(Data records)
--- Start ---
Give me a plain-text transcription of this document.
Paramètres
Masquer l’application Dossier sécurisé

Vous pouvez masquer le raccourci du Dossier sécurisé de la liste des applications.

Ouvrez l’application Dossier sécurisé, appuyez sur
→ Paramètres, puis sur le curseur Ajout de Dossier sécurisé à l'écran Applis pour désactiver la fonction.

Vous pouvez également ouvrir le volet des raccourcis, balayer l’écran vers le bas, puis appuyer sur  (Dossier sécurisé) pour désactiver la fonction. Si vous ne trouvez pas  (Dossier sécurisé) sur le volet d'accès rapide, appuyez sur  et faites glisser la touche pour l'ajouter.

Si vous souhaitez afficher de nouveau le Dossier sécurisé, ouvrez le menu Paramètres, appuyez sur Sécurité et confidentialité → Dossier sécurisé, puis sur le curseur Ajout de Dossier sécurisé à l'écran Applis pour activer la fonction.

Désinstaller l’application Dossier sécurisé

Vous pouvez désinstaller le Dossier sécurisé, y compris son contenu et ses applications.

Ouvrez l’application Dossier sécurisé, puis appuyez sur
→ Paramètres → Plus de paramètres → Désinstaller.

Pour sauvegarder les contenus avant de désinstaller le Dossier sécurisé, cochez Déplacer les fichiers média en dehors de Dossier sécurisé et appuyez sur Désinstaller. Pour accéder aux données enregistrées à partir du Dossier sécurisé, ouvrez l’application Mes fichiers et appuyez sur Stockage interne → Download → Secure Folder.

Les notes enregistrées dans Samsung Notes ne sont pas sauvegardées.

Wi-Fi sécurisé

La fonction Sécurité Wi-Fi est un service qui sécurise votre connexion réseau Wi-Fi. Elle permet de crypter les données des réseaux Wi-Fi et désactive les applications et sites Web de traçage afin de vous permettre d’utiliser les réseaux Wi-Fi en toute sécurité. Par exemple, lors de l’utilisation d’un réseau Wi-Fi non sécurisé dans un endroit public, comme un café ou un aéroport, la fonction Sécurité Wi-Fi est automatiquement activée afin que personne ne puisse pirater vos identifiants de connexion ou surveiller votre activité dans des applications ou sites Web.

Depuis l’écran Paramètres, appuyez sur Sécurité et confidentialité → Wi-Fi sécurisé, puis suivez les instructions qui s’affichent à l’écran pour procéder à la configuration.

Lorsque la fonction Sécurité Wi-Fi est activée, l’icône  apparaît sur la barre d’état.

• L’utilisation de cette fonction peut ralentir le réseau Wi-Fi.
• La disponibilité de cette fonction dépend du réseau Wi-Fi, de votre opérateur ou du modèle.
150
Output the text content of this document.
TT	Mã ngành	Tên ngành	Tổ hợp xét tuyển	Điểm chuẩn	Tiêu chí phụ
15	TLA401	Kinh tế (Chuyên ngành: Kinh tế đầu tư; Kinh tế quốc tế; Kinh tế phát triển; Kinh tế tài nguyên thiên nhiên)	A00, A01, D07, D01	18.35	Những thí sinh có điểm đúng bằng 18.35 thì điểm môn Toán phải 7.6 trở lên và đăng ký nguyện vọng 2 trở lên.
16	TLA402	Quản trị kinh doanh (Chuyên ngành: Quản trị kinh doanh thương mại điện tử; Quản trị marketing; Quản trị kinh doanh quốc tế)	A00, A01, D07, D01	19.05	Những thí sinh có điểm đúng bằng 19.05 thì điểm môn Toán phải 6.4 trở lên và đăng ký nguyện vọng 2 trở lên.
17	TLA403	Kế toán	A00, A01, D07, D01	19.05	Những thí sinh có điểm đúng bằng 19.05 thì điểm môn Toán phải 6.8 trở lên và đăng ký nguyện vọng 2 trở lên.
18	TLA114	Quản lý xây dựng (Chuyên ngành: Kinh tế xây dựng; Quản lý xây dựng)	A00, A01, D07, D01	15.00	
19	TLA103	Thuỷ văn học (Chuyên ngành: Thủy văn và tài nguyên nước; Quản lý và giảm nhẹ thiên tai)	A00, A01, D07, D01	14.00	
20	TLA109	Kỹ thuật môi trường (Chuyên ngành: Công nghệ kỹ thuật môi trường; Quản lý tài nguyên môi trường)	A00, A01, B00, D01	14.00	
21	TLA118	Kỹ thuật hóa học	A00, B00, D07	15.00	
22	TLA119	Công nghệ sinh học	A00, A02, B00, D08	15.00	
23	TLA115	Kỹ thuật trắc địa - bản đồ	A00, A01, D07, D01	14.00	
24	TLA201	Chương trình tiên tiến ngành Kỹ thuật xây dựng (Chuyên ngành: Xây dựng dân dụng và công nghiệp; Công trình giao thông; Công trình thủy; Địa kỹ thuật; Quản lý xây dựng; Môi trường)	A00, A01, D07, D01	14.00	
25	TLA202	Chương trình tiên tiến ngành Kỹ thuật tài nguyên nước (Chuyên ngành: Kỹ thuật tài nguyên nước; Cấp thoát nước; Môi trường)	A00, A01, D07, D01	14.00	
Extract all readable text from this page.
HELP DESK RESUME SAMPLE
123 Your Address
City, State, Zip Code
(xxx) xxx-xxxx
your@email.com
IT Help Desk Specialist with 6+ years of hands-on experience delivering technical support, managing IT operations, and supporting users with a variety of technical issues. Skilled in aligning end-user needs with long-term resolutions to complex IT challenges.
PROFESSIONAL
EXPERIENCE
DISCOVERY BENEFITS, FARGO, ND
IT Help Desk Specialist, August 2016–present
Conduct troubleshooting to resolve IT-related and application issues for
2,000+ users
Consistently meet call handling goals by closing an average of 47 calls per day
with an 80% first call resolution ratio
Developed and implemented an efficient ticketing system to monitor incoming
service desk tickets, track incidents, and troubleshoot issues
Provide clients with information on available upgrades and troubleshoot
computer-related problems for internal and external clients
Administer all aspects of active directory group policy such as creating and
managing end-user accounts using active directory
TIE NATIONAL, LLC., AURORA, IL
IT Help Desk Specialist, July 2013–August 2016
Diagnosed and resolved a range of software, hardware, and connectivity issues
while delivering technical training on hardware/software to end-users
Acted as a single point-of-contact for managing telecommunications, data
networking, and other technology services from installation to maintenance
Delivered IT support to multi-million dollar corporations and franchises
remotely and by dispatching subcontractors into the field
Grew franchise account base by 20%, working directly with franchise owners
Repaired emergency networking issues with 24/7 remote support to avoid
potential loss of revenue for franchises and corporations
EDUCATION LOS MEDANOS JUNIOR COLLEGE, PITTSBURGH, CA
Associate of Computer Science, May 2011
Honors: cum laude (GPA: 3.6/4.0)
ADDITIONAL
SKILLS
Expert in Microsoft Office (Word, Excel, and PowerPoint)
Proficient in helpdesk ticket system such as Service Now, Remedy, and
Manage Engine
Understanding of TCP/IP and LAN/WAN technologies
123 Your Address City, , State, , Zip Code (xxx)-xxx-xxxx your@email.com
--- End ---
Written problem -
Determine the number of lines in the listing that contain the string "call". Write that number and nothing else.

Output for this exercise -
2